■ Set problem: Leave out the pictures and repeat everything else in the records exactly.

■ Records for the exercise:

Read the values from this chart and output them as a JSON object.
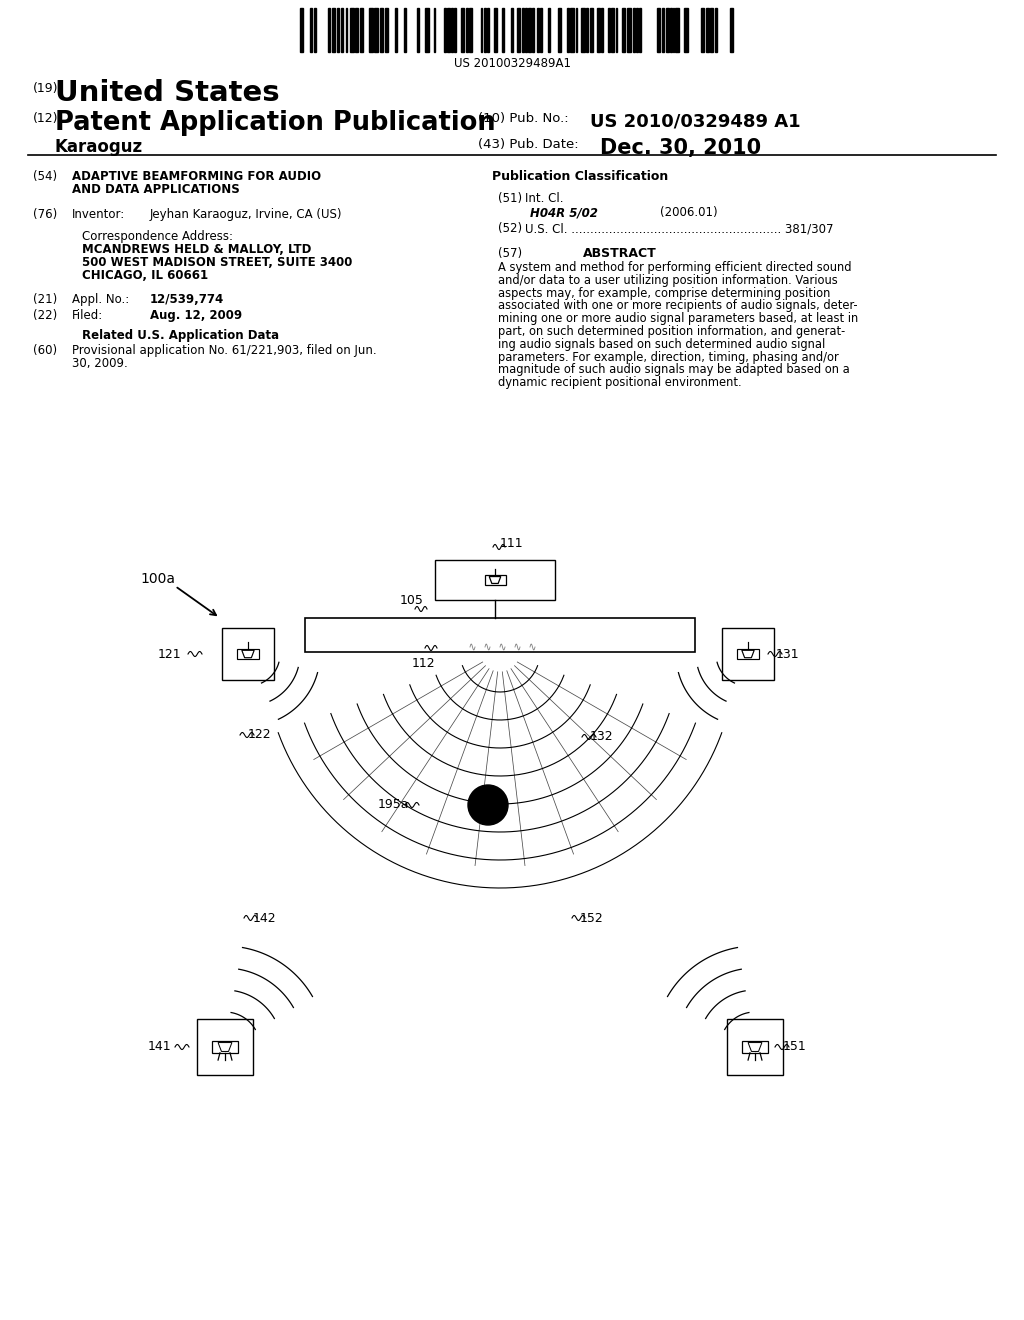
{
  "bg_color": "#ffffff",
  "barcode_text": "US 20100329489A1",
  "title_19": "(19)",
  "title_country": "United States",
  "title_12": "(12)",
  "title_type": "Patent Application Publication",
  "title_name": "Karaoguz",
  "pub_no_label": "(10) Pub. No.:",
  "pub_no_value": "US 2010/0329489 A1",
  "pub_date_label": "(43) Pub. Date:",
  "pub_date_value": "Dec. 30, 2010",
  "field54_label": "(54)",
  "field76_label": "(76)",
  "field76_name": "Inventor:",
  "field76_value": "Jeyhan Karaoguz, Irvine, CA (US)",
  "corr_title": "Correspondence Address:",
  "corr_line1": "MCANDREWS HELD & MALLOY, LTD",
  "corr_line2": "500 WEST MADISON STREET, SUITE 3400",
  "corr_line3": "CHICAGO, IL 60661",
  "field21_label": "(21)",
  "field21_name": "Appl. No.:",
  "field21_value": "12/539,774",
  "field22_label": "(22)",
  "field22_name": "Filed:",
  "field22_value": "Aug. 12, 2009",
  "related_title": "Related U.S. Application Data",
  "field60_label": "(60)",
  "pub_class_title": "Publication Classification",
  "field51_label": "(51)",
  "field51_name": "Int. Cl.",
  "field51_class": "H04R 5/02",
  "field51_year": "(2006.01)",
  "field52_label": "(52)",
  "field57_label": "(57)",
  "field57_title": "ABSTRACT",
  "diagram_label_100a": "100a",
  "diagram_label_111": "111",
  "diagram_label_105": "105",
  "diagram_label_112": "112",
  "diagram_label_121": "121",
  "diagram_label_122": "122",
  "diagram_label_131": "131",
  "diagram_label_132": "132",
  "diagram_label_141": "141",
  "diagram_label_142": "142",
  "diagram_label_151": "151",
  "diagram_label_152": "152",
  "diagram_label_195a": "195a"
}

■ Exercise result:
Read the values from this chart and output them as a JSON object.
{
  "bg_color": "#ffffff",
  "barcode_text": "US 20100329489A1",
  "title_19": "(19)",
  "title_country": "United States",
  "title_12": "(12)",
  "title_type": "Patent Application Publication",
  "title_name": "Karaoguz",
  "pub_no_label": "(10) Pub. No.:",
  "pub_no_value": "US 2010/0329489 A1",
  "pub_date_label": "(43) Pub. Date:",
  "pub_date_value": "Dec. 30, 2010",
  "field54_label": "(54)",
  "field76_label": "(76)",
  "field76_name": "Inventor:",
  "field76_value": "Jeyhan Karaoguz, Irvine, CA (US)",
  "corr_title": "Correspondence Address:",
  "corr_line1": "MCANDREWS HELD & MALLOY, LTD",
  "corr_line2": "500 WEST MADISON STREET, SUITE 3400",
  "corr_line3": "CHICAGO, IL 60661",
  "field21_label": "(21)",
  "field21_name": "Appl. No.:",
  "field21_value": "12/539,774",
  "field22_label": "(22)",
  "field22_name": "Filed:",
  "field22_value": "Aug. 12, 2009",
  "related_title": "Related U.S. Application Data",
  "field60_label": "(60)",
  "pub_class_title": "Publication Classification",
  "field51_label": "(51)",
  "field51_name": "Int. Cl.",
  "field51_class": "H04R 5/02",
  "field51_year": "(2006.01)",
  "field52_label": "(52)",
  "field57_label": "(57)",
  "field57_title": "ABSTRACT",
  "diagram_label_100a": "100a",
  "diagram_label_111": "111",
  "diagram_label_105": "105",
  "diagram_label_112": "112",
  "diagram_label_121": "121",
  "diagram_label_122": "122",
  "diagram_label_131": "131",
  "diagram_label_132": "132",
  "diagram_label_141": "141",
  "diagram_label_142": "142",
  "diagram_label_151": "151",
  "diagram_label_152": "152",
  "diagram_label_195a": "195a"
}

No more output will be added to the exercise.